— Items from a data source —
^^^^

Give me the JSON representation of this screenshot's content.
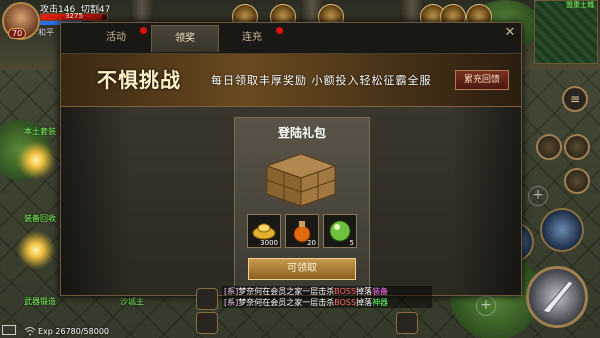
{
  "hud": {
    "attack_label": "攻击146",
    "cut_label": "切割47",
    "hp_text": "3275",
    "hp_fraction": 0.92,
    "mp_fraction": 0.8,
    "level": "70",
    "player_name": "和平"
  },
  "npcs": [
    "本土套装",
    "装备回收",
    "武器锻造",
    "沙城主"
  ],
  "minimap": {
    "name": "盟重土城"
  },
  "modal": {
    "tabs": [
      {
        "label": "活动",
        "active": false,
        "red_dot": true
      },
      {
        "label": "领奖",
        "active": true,
        "red_dot": false
      },
      {
        "label": "连充",
        "active": false,
        "red_dot": true
      }
    ],
    "banner_title": "不惧挑战",
    "banner_subtitle": "每日领取丰厚奖励 小额投入轻松征霸全服",
    "banner_button": "累充回馈",
    "card": {
      "title": "登陆礼包",
      "items": [
        {
          "icon": "gold-ingot-icon",
          "count": "3000"
        },
        {
          "icon": "potion-icon",
          "count": "20"
        },
        {
          "icon": "orb-icon",
          "count": "5"
        }
      ],
      "claim_label": "可领取"
    }
  },
  "chat": [
    {
      "prefix": "[系]",
      "text": "梦奈何在会员之家一层击杀",
      "tag": "BOSS",
      "suffix": "掉落",
      "item": "装备"
    },
    {
      "prefix": "[系]",
      "text": "梦奈何在会员之家一层击杀",
      "tag": "BOSS",
      "suffix": "掉落",
      "item": "神器"
    }
  ],
  "exp_text": "Exp 26780/58000",
  "colors": {
    "accent_gold": "#c89a50",
    "banner": "#6a4a20",
    "hp": "#e02010",
    "mp": "#2a70e0",
    "red_dot": "#e01010"
  }
}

^^^^

— GOAL OF THE EXERCISE —
Strip the images and reproduce the remaining records precisely.

— TASK OUTPUT —
Give me the JSON representation of this screenshot's content.
{
  "hud": {
    "attack_label": "攻击146",
    "cut_label": "切割47",
    "hp_text": "3275",
    "hp_fraction": 0.92,
    "mp_fraction": 0.8,
    "level": "70",
    "player_name": "和平"
  },
  "npcs": [
    "本土套装",
    "装备回收",
    "武器锻造",
    "沙城主"
  ],
  "minimap": {
    "name": "盟重土城"
  },
  "modal": {
    "tabs": [
      {
        "label": "活动",
        "active": false,
        "red_dot": true
      },
      {
        "label": "领奖",
        "active": true,
        "red_dot": false
      },
      {
        "label": "连充",
        "active": false,
        "red_dot": true
      }
    ],
    "banner_title": "不惧挑战",
    "banner_subtitle": "每日领取丰厚奖励 小额投入轻松征霸全服",
    "banner_button": "累充回馈",
    "card": {
      "title": "登陆礼包",
      "items": [
        {
          "icon": "gold-ingot-icon",
          "count": "3000"
        },
        {
          "icon": "potion-icon",
          "count": "20"
        },
        {
          "icon": "orb-icon",
          "count": "5"
        }
      ],
      "claim_label": "可领取"
    }
  },
  "chat": [
    {
      "prefix": "[系]",
      "text": "梦奈何在会员之家一层击杀",
      "tag": "BOSS",
      "suffix": "掉落",
      "item": "装备"
    },
    {
      "prefix": "[系]",
      "text": "梦奈何在会员之家一层击杀",
      "tag": "BOSS",
      "suffix": "掉落",
      "item": "神器"
    }
  ],
  "exp_text": "Exp 26780/58000",
  "colors": {
    "accent_gold": "#c89a50",
    "banner": "#6a4a20",
    "hp": "#e02010",
    "mp": "#2a70e0",
    "red_dot": "#e01010"
  }
}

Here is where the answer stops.